=== Instruction ===
Pictures do not belong in the copy, so please give every entry below again exactly.

=== Material provided ===

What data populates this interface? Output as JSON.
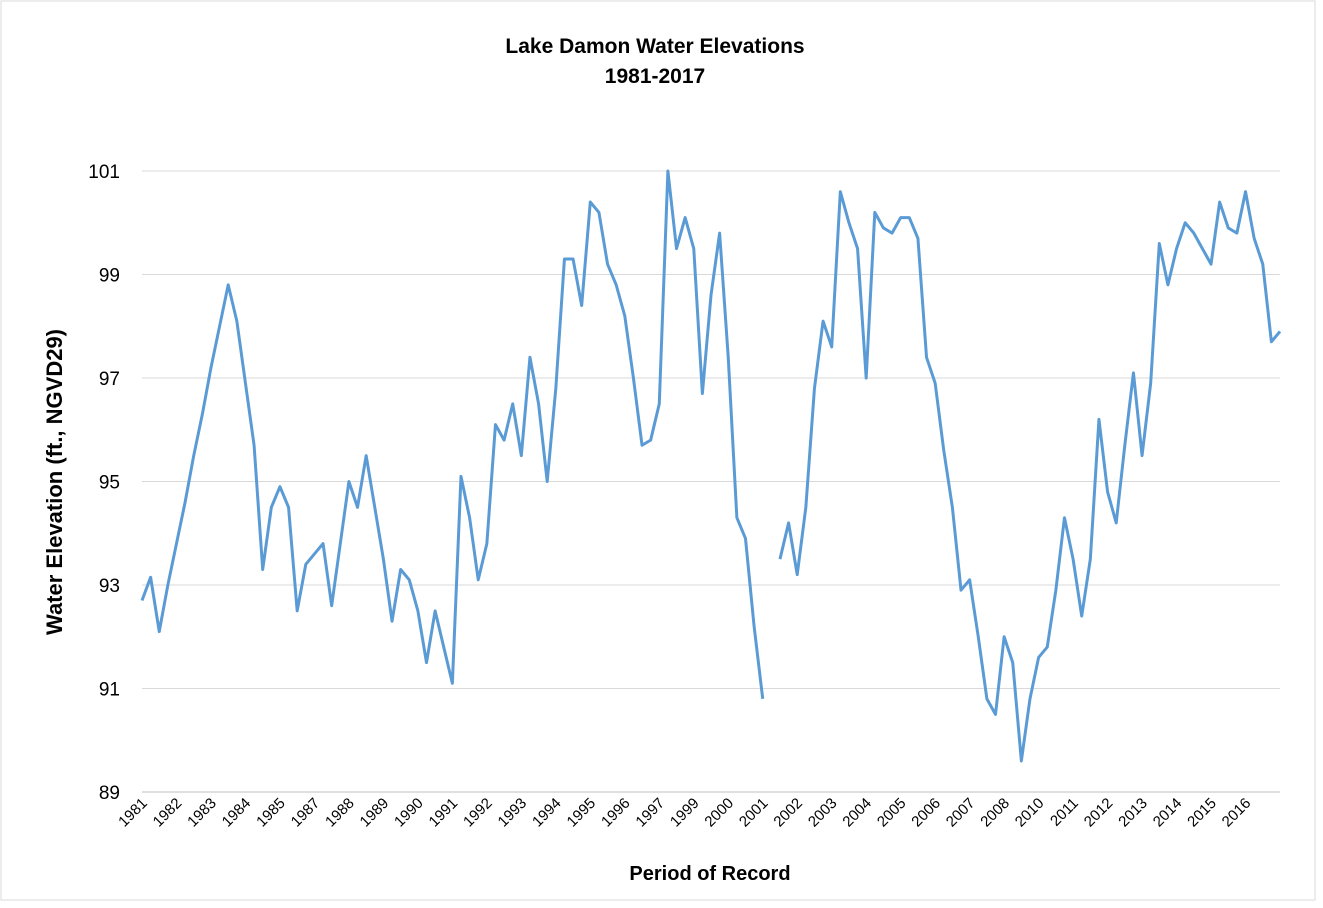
{
  "chart_data": {
    "type": "line",
    "title": "Lake Damon Water Elevations",
    "subtitle": "1981-2017",
    "x_label": "Period of Record",
    "y_label": "Water Elevation (ft., NGVD29)",
    "categories": [
      "1981",
      null,
      null,
      null,
      "1982",
      null,
      null,
      null,
      "1983",
      null,
      null,
      null,
      "1984",
      null,
      null,
      null,
      "1985",
      null,
      null,
      null,
      "1987",
      null,
      null,
      null,
      "1988",
      null,
      null,
      null,
      "1989",
      null,
      null,
      null,
      "1990",
      null,
      null,
      null,
      "1991",
      null,
      null,
      null,
      "1992",
      null,
      null,
      null,
      "1993",
      null,
      null,
      null,
      "1994",
      null,
      null,
      null,
      "1995",
      null,
      null,
      null,
      "1996",
      null,
      null,
      null,
      "1997",
      null,
      null,
      null,
      "1999",
      null,
      null,
      null,
      "2000",
      null,
      null,
      null,
      "2001",
      null,
      null,
      null,
      "2002",
      null,
      null,
      null,
      "2003",
      null,
      null,
      null,
      "2004",
      null,
      null,
      null,
      "2005",
      null,
      null,
      null,
      "2006",
      null,
      null,
      null,
      "2007",
      null,
      null,
      null,
      "2008",
      null,
      null,
      null,
      "2010",
      null,
      null,
      null,
      "2011",
      null,
      null,
      null,
      "2012",
      null,
      null,
      null,
      "2013",
      null,
      null,
      null,
      "2014",
      null,
      null,
      null,
      "2015",
      null,
      null,
      null,
      "2016",
      null,
      null,
      null,
      null
    ],
    "series": [
      {
        "name": "Water Elevation",
        "color": "#5b9bd5",
        "values": [
          92.7,
          93.15,
          92.1,
          93.0,
          93.8,
          94.6,
          95.5,
          96.3,
          97.2,
          98.0,
          98.8,
          98.1,
          96.9,
          95.7,
          93.3,
          94.5,
          94.9,
          94.5,
          92.5,
          93.4,
          93.6,
          93.8,
          92.6,
          93.8,
          95.0,
          94.5,
          95.5,
          94.5,
          93.5,
          92.3,
          93.3,
          93.1,
          92.5,
          91.5,
          92.5,
          91.8,
          91.1,
          95.1,
          94.3,
          93.1,
          93.8,
          96.1,
          95.8,
          96.5,
          95.5,
          97.4,
          96.5,
          95.0,
          96.8,
          99.3,
          99.3,
          98.4,
          100.4,
          100.2,
          99.2,
          98.8,
          98.2,
          97.0,
          95.7,
          95.8,
          96.5,
          101.0,
          99.5,
          100.1,
          99.5,
          96.7,
          98.6,
          99.8,
          97.4,
          94.3,
          93.9,
          92.2,
          90.8,
          null,
          93.5,
          94.2,
          93.2,
          94.5,
          96.8,
          98.1,
          97.6,
          100.6,
          100.0,
          99.5,
          97.0,
          100.2,
          99.9,
          99.8,
          100.1,
          100.1,
          99.7,
          97.4,
          96.9,
          95.6,
          94.5,
          92.9,
          93.1,
          92.0,
          90.8,
          90.5,
          92.0,
          91.5,
          89.6,
          90.8,
          91.6,
          91.8,
          92.9,
          94.3,
          93.5,
          92.4,
          93.5,
          96.2,
          94.8,
          94.2,
          95.7,
          97.1,
          95.5,
          96.9,
          99.6,
          98.8,
          99.5,
          100.0,
          99.8,
          99.5,
          99.2,
          100.4,
          99.9,
          99.8,
          100.6,
          99.7,
          99.2,
          97.7,
          97.9
        ]
      }
    ],
    "ylim": [
      89,
      101
    ],
    "yticks": [
      89,
      91,
      93,
      95,
      97,
      99,
      101
    ],
    "grid": true
  }
}
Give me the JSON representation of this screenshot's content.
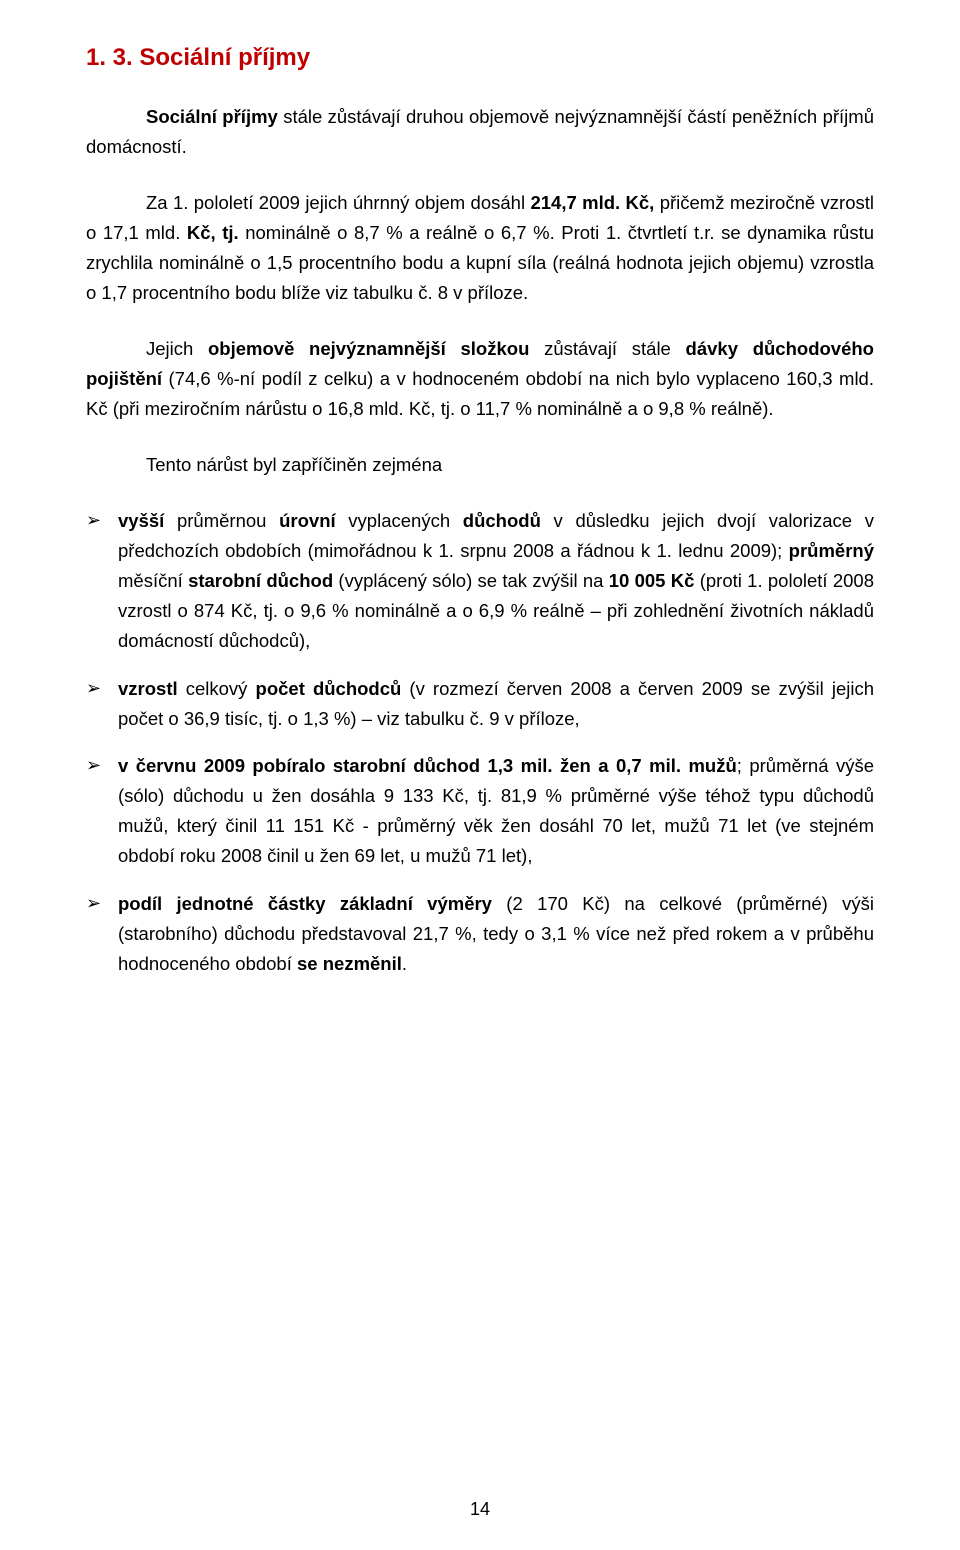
{
  "heading": "1. 3. Sociální příjmy",
  "paragraphs": {
    "p1_a": "Sociální příjmy",
    "p1_b": " stále zůstávají druhou objemově nejvýznamnější částí peněžních příjmů domácností.",
    "p2_a": "Za 1. pololetí 2009 jejich úhrnný  objem dosáhl  ",
    "p2_b": "214,7 mld. Kč,",
    "p2_c": " přičemž meziročně vzrostl  o 17,1 mld. ",
    "p2_d": "Kč, tj.",
    "p2_e": " nominálně o 8,7 % a reálně o 6,7 %. Proti 1. čtvrtletí t.r. se dynamika růstu zrychlila nominálně o 1,5 procentního bodu  a kupní síla (reálná hodnota jejich objemu) vzrostla o 1,7 procentního bodu blíže viz tabulku č. 8 v příloze.",
    "p3_a": "Jejich ",
    "p3_b": "objemově nejvýznamnější složkou",
    "p3_c": " zůstávají stále ",
    "p3_d": "dávky důchodového pojištění",
    "p3_e": "  (74,6 %-ní podíl z celku) a v hodnoceném období na nich bylo vyplaceno 160,3 mld. Kč (při meziročním nárůstu o 16,8 mld. Kč, tj. o 11,7 % nominálně a o 9,8 % reálně).",
    "p4": "Tento nárůst byl zapříčiněn zejména"
  },
  "bullets": {
    "b1_a": "vyšší",
    "b1_b": " průměrnou ",
    "b1_c": "úrovní",
    "b1_d": " vyplacených ",
    "b1_e": "důchodů",
    "b1_f": " v důsledku jejich dvojí valorizace v předchozích obdobích (mimořádnou  k  1. srpnu 2008  a řádnou k 1. lednu 2009); ",
    "b1_g": "průměrný",
    "b1_h": " měsíční ",
    "b1_i": "starobní důchod",
    "b1_j": " (vyplácený sólo) se tak zvýšil na ",
    "b1_k": "10 005 Kč",
    "b1_l": " (proti 1. pololetí 2008 vzrostl o 874 Kč, tj. o 9,6 % nominálně a o 6,9 % reálně – při zohlednění životních nákladů domácností důchodců),",
    "b2_a": "vzrostl",
    "b2_b": " celkový ",
    "b2_c": "počet důchodců",
    "b2_d": " (v rozmezí červen 2008 a červen 2009 se zvýšil jejich počet o 36,9 tisíc, tj. o 1,3 %) – viz tabulku č. 9 v příloze,",
    "b3_a": "v červnu 2009 pobíralo starobní důchod 1,3 mil. žen a  0,7 mil. mužů",
    "b3_b": "; průměrná výše (sólo) důchodu u žen dosáhla  9 133 Kč, tj. 81,9 %  průměrné výše téhož typu důchodů mužů, který činil 11 151 Kč -  průměrný věk žen dosáhl 70 let, mužů  71 let  (ve stejném období roku 2008 činil u žen 69 let, u mužů 71 let),",
    "b4_a": "podíl jednotné částky základní výměry",
    "b4_b": " (2 170 Kč) na celkové (průměrné) výši (starobního) důchodu  představoval  21,7 %, tedy o 3,1 % více než před rokem a v průběhu hodnoceného období ",
    "b4_c": "se nezměnil",
    "b4_d": "."
  },
  "pageNumber": "14",
  "colors": {
    "heading": "#c00000",
    "text": "#000000",
    "background": "#ffffff"
  }
}
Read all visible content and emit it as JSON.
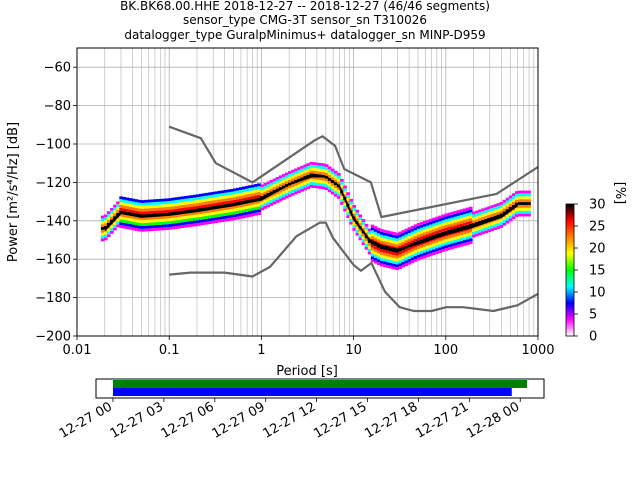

=== In response ===
What data populates this interface? Output as JSON.
{
  "chart_data": {
    "type": "line",
    "title": "Lake Damon Water Elevations",
    "subtitle": "1981-2017",
    "x_label": "Period of Record",
    "y_label": "Water Elevation (ft., NGVD29)",
    "categories": [
      "1981",
      null,
      null,
      null,
      "1982",
      null,
      null,
      null,
      "1983",
      null,
      null,
      null,
      "1984",
      null,
      null,
      null,
      "1985",
      null,
      null,
      null,
      "1987",
      null,
      null,
      null,
      "1988",
      null,
      null,
      null,
      "1989",
      null,
      null,
      null,
      "1990",
      null,
      null,
      null,
      "1991",
      null,
      null,
      null,
      "1992",
      null,
      null,
      null,
      "1993",
      null,
      null,
      null,
      "1994",
      null,
      null,
      null,
      "1995",
      null,
      null,
      null,
      "1996",
      null,
      null,
      null,
      "1997",
      null,
      null,
      null,
      "1999",
      null,
      null,
      null,
      "2000",
      null,
      null,
      null,
      "2001",
      null,
      null,
      null,
      "2002",
      null,
      null,
      null,
      "2003",
      null,
      null,
      null,
      "2004",
      null,
      null,
      null,
      "2005",
      null,
      null,
      null,
      "2006",
      null,
      null,
      null,
      "2007",
      null,
      null,
      null,
      "2008",
      null,
      null,
      null,
      "2010",
      null,
      null,
      null,
      "2011",
      null,
      null,
      null,
      "2012",
      null,
      null,
      null,
      "2013",
      null,
      null,
      null,
      "2014",
      null,
      null,
      null,
      "2015",
      null,
      null,
      null,
      "2016",
      null,
      null,
      null,
      null
    ],
    "series": [
      {
        "name": "Water Elevation",
        "color": "#5b9bd5",
        "values": [
          92.7,
          93.15,
          92.1,
          93.0,
          93.8,
          94.6,
          95.5,
          96.3,
          97.2,
          98.0,
          98.8,
          98.1,
          96.9,
          95.7,
          93.3,
          94.5,
          94.9,
          94.5,
          92.5,
          93.4,
          93.6,
          93.8,
          92.6,
          93.8,
          95.0,
          94.5,
          95.5,
          94.5,
          93.5,
          92.3,
          93.3,
          93.1,
          92.5,
          91.5,
          92.5,
          91.8,
          91.1,
          95.1,
          94.3,
          93.1,
          93.8,
          96.1,
          95.8,
          96.5,
          95.5,
          97.4,
          96.5,
          95.0,
          96.8,
          99.3,
          99.3,
          98.4,
          100.4,
          100.2,
          99.2,
          98.8,
          98.2,
          97.0,
          95.7,
          95.8,
          96.5,
          101.0,
          99.5,
          100.1,
          99.5,
          96.7,
          98.6,
          99.8,
          97.4,
          94.3,
          93.9,
          92.2,
          90.8,
          null,
          93.5,
          94.2,
          93.2,
          94.5,
          96.8,
          98.1,
          97.6,
          100.6,
          100.0,
          99.5,
          97.0,
          100.2,
          99.9,
          99.8,
          100.1,
          100.1,
          99.7,
          97.4,
          96.9,
          95.6,
          94.5,
          92.9,
          93.1,
          92.0,
          90.8,
          90.5,
          92.0,
          91.5,
          89.6,
          90.8,
          91.6,
          91.8,
          92.9,
          94.3,
          93.5,
          92.4,
          93.5,
          96.2,
          94.8,
          94.2,
          95.7,
          97.1,
          95.5,
          96.9,
          99.6,
          98.8,
          99.5,
          100.0,
          99.8,
          99.5,
          99.2,
          100.4,
          99.9,
          99.8,
          100.6,
          99.7,
          99.2,
          97.7,
          97.9
        ]
      }
    ],
    "ylim": [
      89,
      101
    ],
    "yticks": [
      89,
      91,
      93,
      95,
      97,
      99,
      101
    ],
    "grid": true
  }
}
Give me the JSON representation of this screenshot's content.
{
  "heading": "1. 3. Sociální příjmy",
  "paragraphs": {
    "p1_a": "Sociální příjmy",
    "p1_b": " stále zůstávají druhou objemově nejvýznamnější částí peněžních příjmů domácností.",
    "p2_a": "Za 1. pololetí 2009 jejich úhrnný  objem dosáhl  ",
    "p2_b": "214,7 mld. Kč,",
    "p2_c": " přičemž meziročně vzrostl  o 17,1 mld. ",
    "p2_d": "Kč, tj.",
    "p2_e": " nominálně o 8,7 % a reálně o 6,7 %. Proti 1. čtvrtletí t.r. se dynamika růstu zrychlila nominálně o 1,5 procentního bodu  a kupní síla (reálná hodnota jejich objemu) vzrostla o 1,7 procentního bodu blíže viz tabulku č. 8 v příloze.",
    "p3_a": "Jejich ",
    "p3_b": "objemově nejvýznamnější složkou",
    "p3_c": " zůstávají stále ",
    "p3_d": "dávky důchodového pojištění",
    "p3_e": "  (74,6 %-ní podíl z celku) a v hodnoceném období na nich bylo vyplaceno 160,3 mld. Kč (při meziročním nárůstu o 16,8 mld. Kč, tj. o 11,7 % nominálně a o 9,8 % reálně).",
    "p4": "Tento nárůst byl zapříčiněn zejména"
  },
  "bullets": {
    "b1_a": "vyšší",
    "b1_b": " průměrnou ",
    "b1_c": "úrovní",
    "b1_d": " vyplacených ",
    "b1_e": "důchodů",
    "b1_f": " v důsledku jejich dvojí valorizace v předchozích obdobích (mimořádnou  k  1. srpnu 2008  a řádnou k 1. lednu 2009); ",
    "b1_g": "průměrný",
    "b1_h": " měsíční ",
    "b1_i": "starobní důchod",
    "b1_j": " (vyplácený sólo) se tak zvýšil na ",
    "b1_k": "10 005 Kč",
    "b1_l": " (proti 1. pololetí 2008 vzrostl o 874 Kč, tj. o 9,6 % nominálně a o 6,9 % reálně – při zohlednění životních nákladů domácností důchodců),",
    "b2_a": "vzrostl",
    "b2_b": " celkový ",
    "b2_c": "počet důchodců",
    "b2_d": " (v rozmezí červen 2008 a červen 2009 se zvýšil jejich počet o 36,9 tisíc, tj. o 1,3 %) – viz tabulku č. 9 v příloze,",
    "b3_a": "v červnu 2009 pobíralo starobní důchod 1,3 mil. žen a  0,7 mil. mužů",
    "b3_b": "; průměrná výše (sólo) důchodu u žen dosáhla  9 133 Kč, tj. 81,9 %  průměrné výše téhož typu důchodů mužů, který činil 11 151 Kč -  průměrný věk žen dosáhl 70 let, mužů  71 let  (ve stejném období roku 2008 činil u žen 69 let, u mužů 71 let),",
    "b4_a": "podíl jednotné částky základní výměry",
    "b4_b": " (2 170 Kč) na celkové (průměrné) výši (starobního) důchodu  představoval  21,7 %, tedy o 3,1 % více než před rokem a v průběhu hodnoceného období ",
    "b4_c": "se nezměnil",
    "b4_d": "."
  },
  "pageNumber": "14",
  "colors": {
    "heading": "#c00000",
    "text": "#000000",
    "background": "#ffffff"
  }
}
Read all visible content and emit it as JSON.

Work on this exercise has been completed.